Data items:
● ● ● ● ●
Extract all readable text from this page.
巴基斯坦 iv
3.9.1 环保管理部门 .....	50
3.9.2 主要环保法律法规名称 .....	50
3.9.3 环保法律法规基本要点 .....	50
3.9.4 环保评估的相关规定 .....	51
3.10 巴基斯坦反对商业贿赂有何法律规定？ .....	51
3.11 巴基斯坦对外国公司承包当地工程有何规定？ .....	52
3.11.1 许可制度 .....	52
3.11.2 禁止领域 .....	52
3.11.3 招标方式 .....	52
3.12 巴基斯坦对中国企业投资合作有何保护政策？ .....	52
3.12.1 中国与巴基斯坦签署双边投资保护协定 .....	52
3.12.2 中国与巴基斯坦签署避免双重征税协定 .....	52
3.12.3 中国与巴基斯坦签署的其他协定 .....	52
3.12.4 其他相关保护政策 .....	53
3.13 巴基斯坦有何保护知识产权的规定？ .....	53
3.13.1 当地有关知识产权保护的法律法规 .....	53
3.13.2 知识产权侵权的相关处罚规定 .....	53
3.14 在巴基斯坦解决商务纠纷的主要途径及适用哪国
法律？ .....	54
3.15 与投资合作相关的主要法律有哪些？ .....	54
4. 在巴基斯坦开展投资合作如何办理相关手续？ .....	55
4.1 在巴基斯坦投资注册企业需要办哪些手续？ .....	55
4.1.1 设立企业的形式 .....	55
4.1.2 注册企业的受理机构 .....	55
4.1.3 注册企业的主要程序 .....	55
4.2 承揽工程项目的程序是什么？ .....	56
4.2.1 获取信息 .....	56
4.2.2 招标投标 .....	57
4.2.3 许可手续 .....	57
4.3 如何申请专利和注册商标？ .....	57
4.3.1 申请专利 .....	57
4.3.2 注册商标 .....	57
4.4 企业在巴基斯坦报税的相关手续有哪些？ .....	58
● ● ● ● ●
* What is asked *
Every entry above should be retyped exactly as shown.

* Task answer *
Extract all readable text from this page.
巴基斯坦 iv
3.9.1 环保管理部门 .....	50
3.9.2 主要环保法律法规名称 .....	50
3.9.3 环保法律法规基本要点 .....	50
3.9.4 环保评估的相关规定 .....	51
3.10 巴基斯坦反对商业贿赂有何法律规定？ .....	51
3.11 巴基斯坦对外国公司承包当地工程有何规定？ .....	52
3.11.1 许可制度 .....	52
3.11.2 禁止领域 .....	52
3.11.3 招标方式 .....	52
3.12 巴基斯坦对中国企业投资合作有何保护政策？ .....	52
3.12.1 中国与巴基斯坦签署双边投资保护协定 .....	52
3.12.2 中国与巴基斯坦签署避免双重征税协定 .....	52
3.12.3 中国与巴基斯坦签署的其他协定 .....	52
3.12.4 其他相关保护政策 .....	53
3.13 巴基斯坦有何保护知识产权的规定？ .....	53
3.13.1 当地有关知识产权保护的法律法规 .....	53
3.13.2 知识产权侵权的相关处罚规定 .....	53
3.14 在巴基斯坦解决商务纠纷的主要途径及适用哪国
法律？ .....	54
3.15 与投资合作相关的主要法律有哪些？ .....	54
4. 在巴基斯坦开展投资合作如何办理相关手续？ .....	55
4.1 在巴基斯坦投资注册企业需要办哪些手续？ .....	55
4.1.1 设立企业的形式 .....	55
4.1.2 注册企业的受理机构 .....	55
4.1.3 注册企业的主要程序 .....	55
4.2 承揽工程项目的程序是什么？ .....	56
4.2.1 获取信息 .....	56
4.2.2 招标投标 .....	57
4.2.3 许可手续 .....	57
4.3 如何申请专利和注册商标？ .....	57
4.3.1 申请专利 .....	57
4.3.2 注册商标 .....	57
4.4 企业在巴基斯坦报税的相关手续有哪些？ .....	58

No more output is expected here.